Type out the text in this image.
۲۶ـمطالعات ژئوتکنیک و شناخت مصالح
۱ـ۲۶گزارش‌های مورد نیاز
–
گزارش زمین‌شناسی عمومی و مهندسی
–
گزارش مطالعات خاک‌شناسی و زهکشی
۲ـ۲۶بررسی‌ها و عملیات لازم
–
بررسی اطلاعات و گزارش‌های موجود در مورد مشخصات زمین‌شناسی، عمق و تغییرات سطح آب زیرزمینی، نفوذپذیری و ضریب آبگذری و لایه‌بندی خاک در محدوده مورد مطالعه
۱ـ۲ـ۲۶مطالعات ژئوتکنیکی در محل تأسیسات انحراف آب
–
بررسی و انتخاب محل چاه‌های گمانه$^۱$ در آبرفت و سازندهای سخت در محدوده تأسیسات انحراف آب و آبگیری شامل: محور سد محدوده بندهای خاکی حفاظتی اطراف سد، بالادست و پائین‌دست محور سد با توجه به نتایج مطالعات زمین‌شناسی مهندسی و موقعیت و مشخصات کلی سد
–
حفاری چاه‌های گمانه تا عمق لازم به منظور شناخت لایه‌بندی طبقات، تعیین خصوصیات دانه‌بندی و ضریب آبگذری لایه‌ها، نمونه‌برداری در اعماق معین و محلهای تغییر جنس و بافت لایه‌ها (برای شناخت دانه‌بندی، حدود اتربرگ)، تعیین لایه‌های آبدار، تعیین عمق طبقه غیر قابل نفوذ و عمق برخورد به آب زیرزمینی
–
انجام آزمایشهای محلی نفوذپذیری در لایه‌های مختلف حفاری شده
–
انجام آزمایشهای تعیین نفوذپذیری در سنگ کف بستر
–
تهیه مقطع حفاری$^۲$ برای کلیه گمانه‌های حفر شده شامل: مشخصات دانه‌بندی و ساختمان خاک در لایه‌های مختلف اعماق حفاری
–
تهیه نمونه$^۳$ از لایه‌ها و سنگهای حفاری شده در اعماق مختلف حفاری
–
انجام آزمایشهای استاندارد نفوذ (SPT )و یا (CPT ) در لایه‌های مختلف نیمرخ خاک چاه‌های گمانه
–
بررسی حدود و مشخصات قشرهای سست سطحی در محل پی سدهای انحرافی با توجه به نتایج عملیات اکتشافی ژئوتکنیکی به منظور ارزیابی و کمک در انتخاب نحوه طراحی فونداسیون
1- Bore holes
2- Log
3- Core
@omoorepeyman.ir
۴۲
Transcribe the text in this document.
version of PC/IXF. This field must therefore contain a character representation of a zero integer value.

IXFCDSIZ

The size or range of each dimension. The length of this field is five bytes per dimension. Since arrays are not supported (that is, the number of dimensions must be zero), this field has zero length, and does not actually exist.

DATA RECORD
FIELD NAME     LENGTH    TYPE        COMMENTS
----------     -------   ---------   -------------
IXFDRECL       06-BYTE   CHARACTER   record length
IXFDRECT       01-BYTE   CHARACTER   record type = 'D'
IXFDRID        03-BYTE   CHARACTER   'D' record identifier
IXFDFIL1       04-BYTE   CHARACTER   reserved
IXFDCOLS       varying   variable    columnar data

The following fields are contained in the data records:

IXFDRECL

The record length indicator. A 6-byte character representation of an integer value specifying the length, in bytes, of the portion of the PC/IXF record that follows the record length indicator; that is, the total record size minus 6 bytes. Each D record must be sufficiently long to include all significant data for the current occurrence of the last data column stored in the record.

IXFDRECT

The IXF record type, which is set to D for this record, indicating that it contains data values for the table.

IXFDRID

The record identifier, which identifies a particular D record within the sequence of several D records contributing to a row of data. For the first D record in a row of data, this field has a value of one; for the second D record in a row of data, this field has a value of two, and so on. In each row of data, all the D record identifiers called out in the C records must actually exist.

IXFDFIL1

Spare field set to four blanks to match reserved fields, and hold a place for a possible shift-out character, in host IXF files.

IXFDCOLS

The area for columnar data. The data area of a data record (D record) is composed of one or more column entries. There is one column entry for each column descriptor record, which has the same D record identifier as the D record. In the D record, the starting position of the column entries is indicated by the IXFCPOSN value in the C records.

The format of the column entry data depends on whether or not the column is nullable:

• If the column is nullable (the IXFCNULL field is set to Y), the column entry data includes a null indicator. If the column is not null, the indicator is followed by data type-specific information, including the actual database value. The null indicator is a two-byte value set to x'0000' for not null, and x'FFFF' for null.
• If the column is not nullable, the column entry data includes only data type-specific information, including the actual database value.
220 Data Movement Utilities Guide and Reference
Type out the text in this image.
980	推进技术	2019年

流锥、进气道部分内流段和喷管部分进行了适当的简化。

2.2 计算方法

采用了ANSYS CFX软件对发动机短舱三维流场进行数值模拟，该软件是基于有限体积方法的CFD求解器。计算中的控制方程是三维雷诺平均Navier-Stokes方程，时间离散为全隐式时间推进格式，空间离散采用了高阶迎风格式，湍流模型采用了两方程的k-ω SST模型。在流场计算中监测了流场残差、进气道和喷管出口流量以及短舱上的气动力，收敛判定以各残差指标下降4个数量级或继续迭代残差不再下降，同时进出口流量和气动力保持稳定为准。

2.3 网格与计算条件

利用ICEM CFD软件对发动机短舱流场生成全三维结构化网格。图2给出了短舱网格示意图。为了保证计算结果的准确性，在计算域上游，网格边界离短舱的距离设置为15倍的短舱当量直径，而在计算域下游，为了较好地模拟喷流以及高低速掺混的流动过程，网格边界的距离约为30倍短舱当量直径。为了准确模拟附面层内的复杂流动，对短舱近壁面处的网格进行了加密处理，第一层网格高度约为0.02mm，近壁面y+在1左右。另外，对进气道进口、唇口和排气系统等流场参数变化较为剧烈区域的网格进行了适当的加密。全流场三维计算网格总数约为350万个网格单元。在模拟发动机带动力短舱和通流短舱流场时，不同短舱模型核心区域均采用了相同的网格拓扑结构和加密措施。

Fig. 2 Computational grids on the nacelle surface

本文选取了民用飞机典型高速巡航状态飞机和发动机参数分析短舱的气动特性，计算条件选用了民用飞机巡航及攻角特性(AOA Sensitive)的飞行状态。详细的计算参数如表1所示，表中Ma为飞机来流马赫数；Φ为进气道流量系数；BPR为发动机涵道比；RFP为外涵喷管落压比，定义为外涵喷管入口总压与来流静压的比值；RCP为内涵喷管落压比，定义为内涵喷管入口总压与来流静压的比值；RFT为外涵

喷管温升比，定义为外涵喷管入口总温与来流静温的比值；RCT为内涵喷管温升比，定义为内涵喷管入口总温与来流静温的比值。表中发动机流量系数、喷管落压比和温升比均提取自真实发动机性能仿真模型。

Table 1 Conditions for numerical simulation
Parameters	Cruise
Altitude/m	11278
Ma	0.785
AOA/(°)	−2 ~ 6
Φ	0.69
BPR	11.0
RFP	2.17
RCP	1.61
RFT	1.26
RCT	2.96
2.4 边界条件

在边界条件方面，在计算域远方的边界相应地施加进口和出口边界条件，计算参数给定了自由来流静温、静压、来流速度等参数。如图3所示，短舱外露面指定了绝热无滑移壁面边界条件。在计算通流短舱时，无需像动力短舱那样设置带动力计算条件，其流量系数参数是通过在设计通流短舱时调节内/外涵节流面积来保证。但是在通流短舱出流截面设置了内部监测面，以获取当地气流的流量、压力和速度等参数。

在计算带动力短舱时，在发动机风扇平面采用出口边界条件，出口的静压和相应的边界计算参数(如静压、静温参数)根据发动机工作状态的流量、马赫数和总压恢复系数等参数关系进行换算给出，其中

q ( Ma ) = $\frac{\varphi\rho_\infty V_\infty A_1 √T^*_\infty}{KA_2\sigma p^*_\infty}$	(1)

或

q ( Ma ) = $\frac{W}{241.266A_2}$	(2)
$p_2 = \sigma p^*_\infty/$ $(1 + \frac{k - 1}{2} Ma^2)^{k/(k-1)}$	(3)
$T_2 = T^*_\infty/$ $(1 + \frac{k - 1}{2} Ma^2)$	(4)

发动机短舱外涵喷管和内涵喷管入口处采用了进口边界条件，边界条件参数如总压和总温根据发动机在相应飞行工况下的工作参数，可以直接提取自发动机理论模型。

··········

◆ TASK STATEMENT:
From the data above, pick out each line containing "reserved" and copy it.

◆ ANSWER TO THIS PROBLEM:
IXFDFIL1       04-BYTE   CHARACTER   reserved
Spare field set to four blanks to match reserved fields, and hold a place for a possible shift-out character, in host IXF files.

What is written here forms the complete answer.